[What you should do]:
Wherever the word "trong" appears in a line, copy that line.

**** Provided records

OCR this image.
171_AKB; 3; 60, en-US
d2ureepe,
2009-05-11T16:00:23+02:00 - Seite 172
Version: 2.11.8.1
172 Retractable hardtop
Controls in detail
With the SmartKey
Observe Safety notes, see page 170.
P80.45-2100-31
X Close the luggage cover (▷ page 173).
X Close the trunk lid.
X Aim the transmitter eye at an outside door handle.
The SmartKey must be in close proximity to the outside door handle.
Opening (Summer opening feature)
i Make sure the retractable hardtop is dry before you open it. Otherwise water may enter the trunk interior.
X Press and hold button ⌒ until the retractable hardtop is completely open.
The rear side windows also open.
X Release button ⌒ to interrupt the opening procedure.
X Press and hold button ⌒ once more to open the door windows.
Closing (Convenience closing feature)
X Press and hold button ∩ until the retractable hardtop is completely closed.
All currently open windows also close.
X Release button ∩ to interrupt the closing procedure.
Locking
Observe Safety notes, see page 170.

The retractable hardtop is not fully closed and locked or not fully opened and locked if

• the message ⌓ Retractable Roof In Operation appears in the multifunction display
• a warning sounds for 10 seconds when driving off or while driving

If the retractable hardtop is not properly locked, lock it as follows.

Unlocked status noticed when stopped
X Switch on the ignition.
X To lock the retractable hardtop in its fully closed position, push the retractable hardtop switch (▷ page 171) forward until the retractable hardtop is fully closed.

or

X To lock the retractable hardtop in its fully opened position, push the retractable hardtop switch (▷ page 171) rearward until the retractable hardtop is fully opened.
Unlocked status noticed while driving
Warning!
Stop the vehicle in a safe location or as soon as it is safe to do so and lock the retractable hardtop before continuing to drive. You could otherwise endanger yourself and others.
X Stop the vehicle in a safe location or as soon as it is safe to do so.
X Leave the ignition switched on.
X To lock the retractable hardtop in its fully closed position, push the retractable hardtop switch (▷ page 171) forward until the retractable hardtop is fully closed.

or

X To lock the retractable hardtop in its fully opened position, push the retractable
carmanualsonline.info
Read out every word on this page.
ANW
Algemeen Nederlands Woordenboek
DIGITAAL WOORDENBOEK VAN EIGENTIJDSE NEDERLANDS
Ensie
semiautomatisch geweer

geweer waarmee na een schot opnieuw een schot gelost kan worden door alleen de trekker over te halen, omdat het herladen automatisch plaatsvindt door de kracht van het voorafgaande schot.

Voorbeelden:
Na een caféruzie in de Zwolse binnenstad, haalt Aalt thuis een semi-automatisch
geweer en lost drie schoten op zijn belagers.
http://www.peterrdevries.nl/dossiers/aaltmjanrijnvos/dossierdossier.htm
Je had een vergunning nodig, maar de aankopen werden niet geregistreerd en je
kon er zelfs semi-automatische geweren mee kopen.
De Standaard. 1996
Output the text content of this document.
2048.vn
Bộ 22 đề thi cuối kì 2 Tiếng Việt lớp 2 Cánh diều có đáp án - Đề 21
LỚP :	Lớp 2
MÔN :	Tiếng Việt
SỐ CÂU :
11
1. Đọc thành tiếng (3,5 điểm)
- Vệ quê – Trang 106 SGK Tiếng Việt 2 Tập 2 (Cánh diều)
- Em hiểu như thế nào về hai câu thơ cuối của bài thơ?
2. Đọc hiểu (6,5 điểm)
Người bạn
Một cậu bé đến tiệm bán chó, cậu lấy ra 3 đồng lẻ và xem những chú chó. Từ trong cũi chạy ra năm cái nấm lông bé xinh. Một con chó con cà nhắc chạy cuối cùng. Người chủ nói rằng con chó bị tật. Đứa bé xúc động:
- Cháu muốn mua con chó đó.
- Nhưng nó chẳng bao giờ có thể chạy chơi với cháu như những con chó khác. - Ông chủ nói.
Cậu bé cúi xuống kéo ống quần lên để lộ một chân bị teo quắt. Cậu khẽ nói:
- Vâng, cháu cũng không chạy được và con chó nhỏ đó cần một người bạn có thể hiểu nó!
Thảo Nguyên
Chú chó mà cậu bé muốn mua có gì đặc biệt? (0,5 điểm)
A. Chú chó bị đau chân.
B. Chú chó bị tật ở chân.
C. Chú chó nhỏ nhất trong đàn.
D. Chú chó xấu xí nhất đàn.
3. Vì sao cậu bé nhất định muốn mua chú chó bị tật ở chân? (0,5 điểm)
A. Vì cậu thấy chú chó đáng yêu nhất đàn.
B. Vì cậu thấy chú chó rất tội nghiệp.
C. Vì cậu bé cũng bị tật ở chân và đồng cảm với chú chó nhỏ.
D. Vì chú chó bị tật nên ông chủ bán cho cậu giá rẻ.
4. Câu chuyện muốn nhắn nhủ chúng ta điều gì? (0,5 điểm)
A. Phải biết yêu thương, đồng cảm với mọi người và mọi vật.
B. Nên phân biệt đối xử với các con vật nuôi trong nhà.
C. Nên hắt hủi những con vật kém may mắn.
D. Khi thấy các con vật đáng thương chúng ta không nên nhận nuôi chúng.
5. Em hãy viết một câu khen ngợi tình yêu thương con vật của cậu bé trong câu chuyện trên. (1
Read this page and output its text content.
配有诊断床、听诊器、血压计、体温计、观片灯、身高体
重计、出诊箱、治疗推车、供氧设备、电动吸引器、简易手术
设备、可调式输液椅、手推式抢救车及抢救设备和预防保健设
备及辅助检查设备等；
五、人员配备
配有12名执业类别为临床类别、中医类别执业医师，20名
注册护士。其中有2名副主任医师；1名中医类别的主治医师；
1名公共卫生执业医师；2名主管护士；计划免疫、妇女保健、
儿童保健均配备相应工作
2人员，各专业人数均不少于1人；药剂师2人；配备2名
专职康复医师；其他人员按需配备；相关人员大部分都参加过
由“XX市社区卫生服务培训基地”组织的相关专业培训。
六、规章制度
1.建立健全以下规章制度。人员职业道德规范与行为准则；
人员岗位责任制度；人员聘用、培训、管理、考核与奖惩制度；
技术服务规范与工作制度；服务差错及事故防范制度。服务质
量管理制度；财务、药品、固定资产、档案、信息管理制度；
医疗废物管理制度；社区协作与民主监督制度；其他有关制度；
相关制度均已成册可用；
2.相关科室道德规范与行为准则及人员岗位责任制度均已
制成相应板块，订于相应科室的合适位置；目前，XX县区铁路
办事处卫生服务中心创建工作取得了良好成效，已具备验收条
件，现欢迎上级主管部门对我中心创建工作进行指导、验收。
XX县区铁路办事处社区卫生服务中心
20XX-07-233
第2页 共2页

********

[Response]:
Một cậu bé đến tiệm bán chó, cậu lấy ra 3 đồng lẻ và xem những chú chó. Từ trong cũi chạy ra năm cái nấm lông bé xinh. Một con chó con cà nhắc chạy cuối cùng. Người chủ nói rằng con chó bị tật. Đứa bé xúc động:
C. Chú chó nhỏ nhất trong đàn.
B. Nên phân biệt đối xử với các con vật nuôi trong nhà.
5. Em hãy viết một câu khen ngợi tình yêu thương con vật của cậu bé trong câu chuyện trên. (1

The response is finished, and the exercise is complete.